**Entries supplied:**
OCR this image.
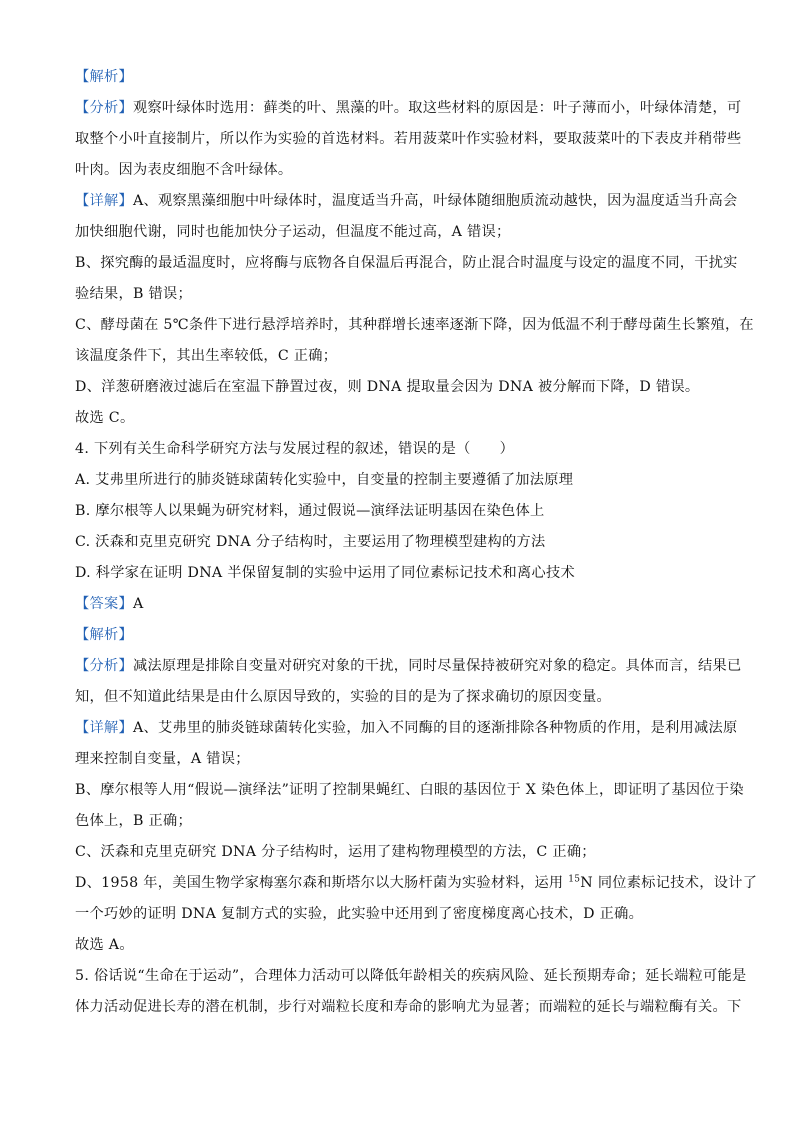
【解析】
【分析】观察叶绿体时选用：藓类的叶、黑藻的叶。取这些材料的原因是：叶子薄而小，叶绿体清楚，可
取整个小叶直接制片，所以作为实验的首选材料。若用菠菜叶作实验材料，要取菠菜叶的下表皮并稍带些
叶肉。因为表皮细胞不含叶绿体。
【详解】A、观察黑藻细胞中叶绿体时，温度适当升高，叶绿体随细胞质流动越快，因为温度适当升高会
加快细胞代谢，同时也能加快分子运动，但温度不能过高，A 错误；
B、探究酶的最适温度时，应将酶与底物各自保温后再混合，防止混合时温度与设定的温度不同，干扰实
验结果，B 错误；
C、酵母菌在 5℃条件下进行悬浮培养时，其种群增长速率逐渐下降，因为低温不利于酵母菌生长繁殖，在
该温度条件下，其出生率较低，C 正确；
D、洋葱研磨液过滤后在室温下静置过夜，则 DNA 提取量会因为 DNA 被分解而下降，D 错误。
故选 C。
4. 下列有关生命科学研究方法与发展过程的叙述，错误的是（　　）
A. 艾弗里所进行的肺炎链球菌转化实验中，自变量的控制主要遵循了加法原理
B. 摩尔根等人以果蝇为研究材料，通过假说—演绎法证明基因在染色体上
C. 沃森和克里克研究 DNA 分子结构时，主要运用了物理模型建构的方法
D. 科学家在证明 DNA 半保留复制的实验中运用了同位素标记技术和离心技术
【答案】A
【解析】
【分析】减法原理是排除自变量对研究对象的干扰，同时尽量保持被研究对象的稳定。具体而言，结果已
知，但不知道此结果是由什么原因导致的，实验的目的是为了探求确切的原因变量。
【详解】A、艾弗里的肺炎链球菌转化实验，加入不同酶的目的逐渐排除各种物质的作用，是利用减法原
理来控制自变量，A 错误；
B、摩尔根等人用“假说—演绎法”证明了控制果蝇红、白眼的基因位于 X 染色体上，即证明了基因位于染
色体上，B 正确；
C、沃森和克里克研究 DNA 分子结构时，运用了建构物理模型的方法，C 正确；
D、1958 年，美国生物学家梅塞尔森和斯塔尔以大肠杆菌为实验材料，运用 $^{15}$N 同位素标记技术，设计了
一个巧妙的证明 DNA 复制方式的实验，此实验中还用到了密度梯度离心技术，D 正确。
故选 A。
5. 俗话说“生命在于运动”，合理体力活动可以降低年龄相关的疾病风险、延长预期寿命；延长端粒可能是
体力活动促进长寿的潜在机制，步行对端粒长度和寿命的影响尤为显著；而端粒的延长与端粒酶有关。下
...
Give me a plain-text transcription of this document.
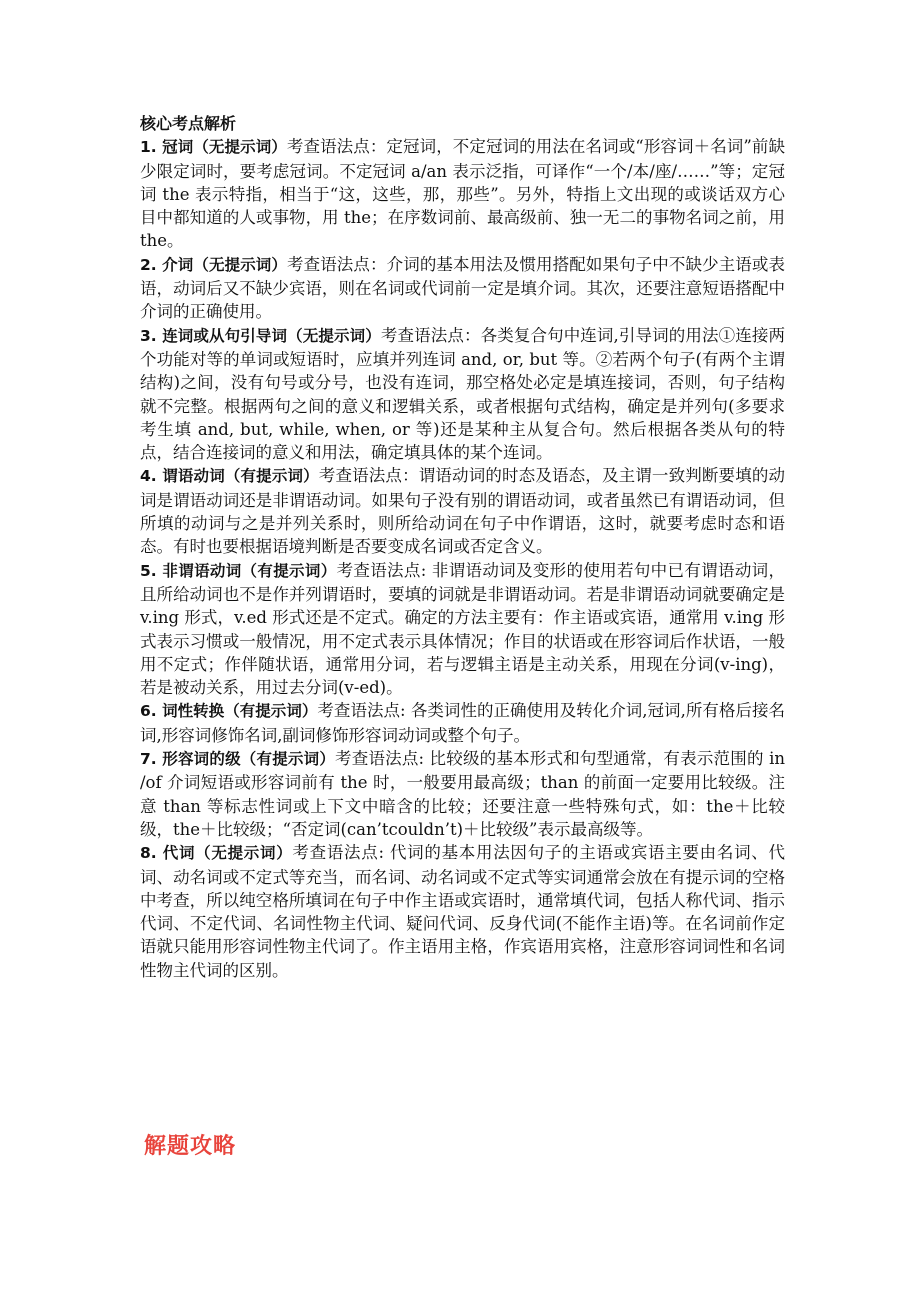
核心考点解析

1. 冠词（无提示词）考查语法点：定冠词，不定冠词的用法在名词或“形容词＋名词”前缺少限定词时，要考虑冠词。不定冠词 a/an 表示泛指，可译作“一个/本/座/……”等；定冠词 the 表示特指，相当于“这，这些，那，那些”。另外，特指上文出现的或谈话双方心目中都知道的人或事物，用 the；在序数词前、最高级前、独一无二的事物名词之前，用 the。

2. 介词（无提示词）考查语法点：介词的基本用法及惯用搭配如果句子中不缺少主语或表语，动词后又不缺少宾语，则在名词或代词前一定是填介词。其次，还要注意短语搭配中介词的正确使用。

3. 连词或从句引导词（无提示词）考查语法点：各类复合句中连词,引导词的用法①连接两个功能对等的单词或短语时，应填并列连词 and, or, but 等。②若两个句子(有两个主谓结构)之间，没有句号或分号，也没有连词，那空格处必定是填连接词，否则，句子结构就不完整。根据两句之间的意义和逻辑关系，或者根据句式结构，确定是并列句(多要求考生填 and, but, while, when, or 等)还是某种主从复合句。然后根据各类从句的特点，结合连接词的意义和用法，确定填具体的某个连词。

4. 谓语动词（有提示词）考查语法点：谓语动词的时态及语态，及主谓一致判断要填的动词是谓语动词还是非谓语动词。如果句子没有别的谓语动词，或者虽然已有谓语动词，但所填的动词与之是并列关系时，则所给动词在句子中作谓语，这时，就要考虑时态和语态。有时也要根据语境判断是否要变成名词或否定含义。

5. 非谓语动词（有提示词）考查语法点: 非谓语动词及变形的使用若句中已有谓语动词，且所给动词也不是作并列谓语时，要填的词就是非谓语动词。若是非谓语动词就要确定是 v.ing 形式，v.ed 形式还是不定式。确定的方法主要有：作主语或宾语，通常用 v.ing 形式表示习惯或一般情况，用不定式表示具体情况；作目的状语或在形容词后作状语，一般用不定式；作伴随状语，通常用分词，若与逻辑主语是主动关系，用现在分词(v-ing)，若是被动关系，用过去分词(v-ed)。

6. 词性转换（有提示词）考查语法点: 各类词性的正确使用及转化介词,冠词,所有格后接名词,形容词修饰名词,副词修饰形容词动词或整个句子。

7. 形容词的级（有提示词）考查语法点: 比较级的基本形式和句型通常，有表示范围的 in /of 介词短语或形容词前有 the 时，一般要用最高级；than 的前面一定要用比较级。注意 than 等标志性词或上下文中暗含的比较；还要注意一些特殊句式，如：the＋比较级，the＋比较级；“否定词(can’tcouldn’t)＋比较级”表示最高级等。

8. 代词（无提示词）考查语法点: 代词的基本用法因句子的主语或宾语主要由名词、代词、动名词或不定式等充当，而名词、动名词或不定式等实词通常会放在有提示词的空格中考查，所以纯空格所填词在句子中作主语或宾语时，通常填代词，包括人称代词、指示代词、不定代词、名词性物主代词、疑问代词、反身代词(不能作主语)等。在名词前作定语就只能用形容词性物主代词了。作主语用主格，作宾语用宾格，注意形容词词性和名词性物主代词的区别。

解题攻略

**Task instructions:** Select every line where the word "沃森和克里克研究" occurs.

**Solution:**
C. 沃森和克里克研究 DNA 分子结构时，主要运用了物理模型建构的方法
C、沃森和克里克研究 DNA 分子结构时，运用了建构物理模型的方法，C 正确；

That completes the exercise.